>> BEGIN Data for processing

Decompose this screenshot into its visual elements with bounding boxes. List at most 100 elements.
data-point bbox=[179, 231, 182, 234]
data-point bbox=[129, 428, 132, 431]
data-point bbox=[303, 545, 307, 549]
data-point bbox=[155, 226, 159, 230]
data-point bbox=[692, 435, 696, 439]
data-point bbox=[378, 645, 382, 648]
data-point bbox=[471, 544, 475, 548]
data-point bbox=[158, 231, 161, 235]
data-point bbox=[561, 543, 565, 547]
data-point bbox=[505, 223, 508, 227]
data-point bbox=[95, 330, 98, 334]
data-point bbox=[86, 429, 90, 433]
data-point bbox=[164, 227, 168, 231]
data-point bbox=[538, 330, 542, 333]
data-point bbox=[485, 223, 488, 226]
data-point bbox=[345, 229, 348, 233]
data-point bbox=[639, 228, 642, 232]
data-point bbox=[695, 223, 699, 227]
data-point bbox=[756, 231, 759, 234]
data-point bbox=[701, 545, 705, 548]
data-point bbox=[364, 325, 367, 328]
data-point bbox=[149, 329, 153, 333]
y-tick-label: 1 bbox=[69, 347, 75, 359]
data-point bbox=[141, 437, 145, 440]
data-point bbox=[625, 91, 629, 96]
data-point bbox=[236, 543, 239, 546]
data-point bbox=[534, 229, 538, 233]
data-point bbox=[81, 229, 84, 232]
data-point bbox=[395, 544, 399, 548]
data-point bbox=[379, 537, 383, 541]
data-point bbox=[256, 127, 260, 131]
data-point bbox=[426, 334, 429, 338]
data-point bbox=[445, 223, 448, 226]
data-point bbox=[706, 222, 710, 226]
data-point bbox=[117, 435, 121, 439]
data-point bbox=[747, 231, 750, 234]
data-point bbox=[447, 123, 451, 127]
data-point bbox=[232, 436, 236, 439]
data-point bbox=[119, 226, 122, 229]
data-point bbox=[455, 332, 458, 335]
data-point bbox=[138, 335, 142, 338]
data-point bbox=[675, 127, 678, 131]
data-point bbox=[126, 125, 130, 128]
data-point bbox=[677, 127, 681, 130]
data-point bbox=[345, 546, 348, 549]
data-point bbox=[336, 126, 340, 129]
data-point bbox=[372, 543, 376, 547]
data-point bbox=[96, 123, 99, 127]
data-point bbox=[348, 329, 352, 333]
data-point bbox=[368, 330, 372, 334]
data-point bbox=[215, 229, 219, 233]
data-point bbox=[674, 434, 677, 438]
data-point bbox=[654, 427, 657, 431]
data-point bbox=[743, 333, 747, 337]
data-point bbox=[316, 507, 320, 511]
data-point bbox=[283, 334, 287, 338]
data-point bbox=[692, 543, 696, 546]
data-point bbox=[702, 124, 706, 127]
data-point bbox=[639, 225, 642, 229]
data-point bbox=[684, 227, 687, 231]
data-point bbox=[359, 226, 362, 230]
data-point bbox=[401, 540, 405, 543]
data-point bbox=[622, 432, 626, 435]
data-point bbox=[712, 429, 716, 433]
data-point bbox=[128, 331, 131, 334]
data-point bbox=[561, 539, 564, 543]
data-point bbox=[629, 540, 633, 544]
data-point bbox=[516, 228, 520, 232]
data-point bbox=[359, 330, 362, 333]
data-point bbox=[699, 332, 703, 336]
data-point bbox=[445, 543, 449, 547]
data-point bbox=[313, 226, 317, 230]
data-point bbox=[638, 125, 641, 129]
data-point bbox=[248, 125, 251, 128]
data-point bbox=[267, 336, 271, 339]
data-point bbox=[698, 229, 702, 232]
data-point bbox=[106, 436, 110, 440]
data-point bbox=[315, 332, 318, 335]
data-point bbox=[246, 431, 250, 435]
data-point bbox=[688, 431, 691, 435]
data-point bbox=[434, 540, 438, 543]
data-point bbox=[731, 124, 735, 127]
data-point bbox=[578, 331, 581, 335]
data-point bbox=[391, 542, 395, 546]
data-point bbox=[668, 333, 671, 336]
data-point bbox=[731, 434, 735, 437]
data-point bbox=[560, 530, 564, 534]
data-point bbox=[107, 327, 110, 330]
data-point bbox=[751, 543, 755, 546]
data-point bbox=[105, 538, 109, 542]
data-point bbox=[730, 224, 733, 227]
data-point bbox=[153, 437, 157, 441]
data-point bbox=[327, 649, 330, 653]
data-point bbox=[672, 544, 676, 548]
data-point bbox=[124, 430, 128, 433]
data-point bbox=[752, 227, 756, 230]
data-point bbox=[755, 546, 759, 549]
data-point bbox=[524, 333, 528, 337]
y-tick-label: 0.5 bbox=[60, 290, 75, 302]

>> END Data for processing

▶ Request: Rename "y-tick-label" to "y-axis label" throughout the records, and leave every other part of each line as it is.

▶ Response below:
Decompose this screenshot into its visual elements with bounding boxes. List at most 100 elements.
data-point bbox=[179, 231, 182, 234]
data-point bbox=[129, 428, 132, 431]
data-point bbox=[303, 545, 307, 549]
data-point bbox=[155, 226, 159, 230]
data-point bbox=[692, 435, 696, 439]
data-point bbox=[378, 645, 382, 648]
data-point bbox=[471, 544, 475, 548]
data-point bbox=[158, 231, 161, 235]
data-point bbox=[561, 543, 565, 547]
data-point bbox=[505, 223, 508, 227]
data-point bbox=[95, 330, 98, 334]
data-point bbox=[86, 429, 90, 433]
data-point bbox=[164, 227, 168, 231]
data-point bbox=[538, 330, 542, 333]
data-point bbox=[485, 223, 488, 226]
data-point bbox=[345, 229, 348, 233]
data-point bbox=[639, 228, 642, 232]
data-point bbox=[695, 223, 699, 227]
data-point bbox=[756, 231, 759, 234]
data-point bbox=[701, 545, 705, 548]
data-point bbox=[364, 325, 367, 328]
data-point bbox=[149, 329, 153, 333]
y-axis label: 1 bbox=[69, 347, 75, 359]
data-point bbox=[141, 437, 145, 440]
data-point bbox=[625, 91, 629, 96]
data-point bbox=[236, 543, 239, 546]
data-point bbox=[534, 229, 538, 233]
data-point bbox=[81, 229, 84, 232]
data-point bbox=[395, 544, 399, 548]
data-point bbox=[379, 537, 383, 541]
data-point bbox=[256, 127, 260, 131]
data-point bbox=[426, 334, 429, 338]
data-point bbox=[445, 223, 448, 226]
data-point bbox=[706, 222, 710, 226]
data-point bbox=[117, 435, 121, 439]
data-point bbox=[747, 231, 750, 234]
data-point bbox=[447, 123, 451, 127]
data-point bbox=[232, 436, 236, 439]
data-point bbox=[119, 226, 122, 229]
data-point bbox=[455, 332, 458, 335]
data-point bbox=[138, 335, 142, 338]
data-point bbox=[675, 127, 678, 131]
data-point bbox=[126, 125, 130, 128]
data-point bbox=[677, 127, 681, 130]
data-point bbox=[345, 546, 348, 549]
data-point bbox=[336, 126, 340, 129]
data-point bbox=[372, 543, 376, 547]
data-point bbox=[96, 123, 99, 127]
data-point bbox=[348, 329, 352, 333]
data-point bbox=[368, 330, 372, 334]
data-point bbox=[215, 229, 219, 233]
data-point bbox=[674, 434, 677, 438]
data-point bbox=[654, 427, 657, 431]
data-point bbox=[743, 333, 747, 337]
data-point bbox=[316, 507, 320, 511]
data-point bbox=[283, 334, 287, 338]
data-point bbox=[692, 543, 696, 546]
data-point bbox=[702, 124, 706, 127]
data-point bbox=[639, 225, 642, 229]
data-point bbox=[684, 227, 687, 231]
data-point bbox=[359, 226, 362, 230]
data-point bbox=[401, 540, 405, 543]
data-point bbox=[622, 432, 626, 435]
data-point bbox=[712, 429, 716, 433]
data-point bbox=[128, 331, 131, 334]
data-point bbox=[561, 539, 564, 543]
data-point bbox=[629, 540, 633, 544]
data-point bbox=[516, 228, 520, 232]
data-point bbox=[359, 330, 362, 333]
data-point bbox=[699, 332, 703, 336]
data-point bbox=[445, 543, 449, 547]
data-point bbox=[313, 226, 317, 230]
data-point bbox=[638, 125, 641, 129]
data-point bbox=[248, 125, 251, 128]
data-point bbox=[267, 336, 271, 339]
data-point bbox=[698, 229, 702, 232]
data-point bbox=[106, 436, 110, 440]
data-point bbox=[315, 332, 318, 335]
data-point bbox=[246, 431, 250, 435]
data-point bbox=[688, 431, 691, 435]
data-point bbox=[434, 540, 438, 543]
data-point bbox=[731, 124, 735, 127]
data-point bbox=[578, 331, 581, 335]
data-point bbox=[391, 542, 395, 546]
data-point bbox=[668, 333, 671, 336]
data-point bbox=[731, 434, 735, 437]
data-point bbox=[560, 530, 564, 534]
data-point bbox=[107, 327, 110, 330]
data-point bbox=[751, 543, 755, 546]
data-point bbox=[105, 538, 109, 542]
data-point bbox=[730, 224, 733, 227]
data-point bbox=[153, 437, 157, 441]
data-point bbox=[327, 649, 330, 653]
data-point bbox=[672, 544, 676, 548]
data-point bbox=[124, 430, 128, 433]
data-point bbox=[752, 227, 756, 230]
data-point bbox=[755, 546, 759, 549]
data-point bbox=[524, 333, 528, 337]
y-axis label: 0.5 bbox=[60, 290, 75, 302]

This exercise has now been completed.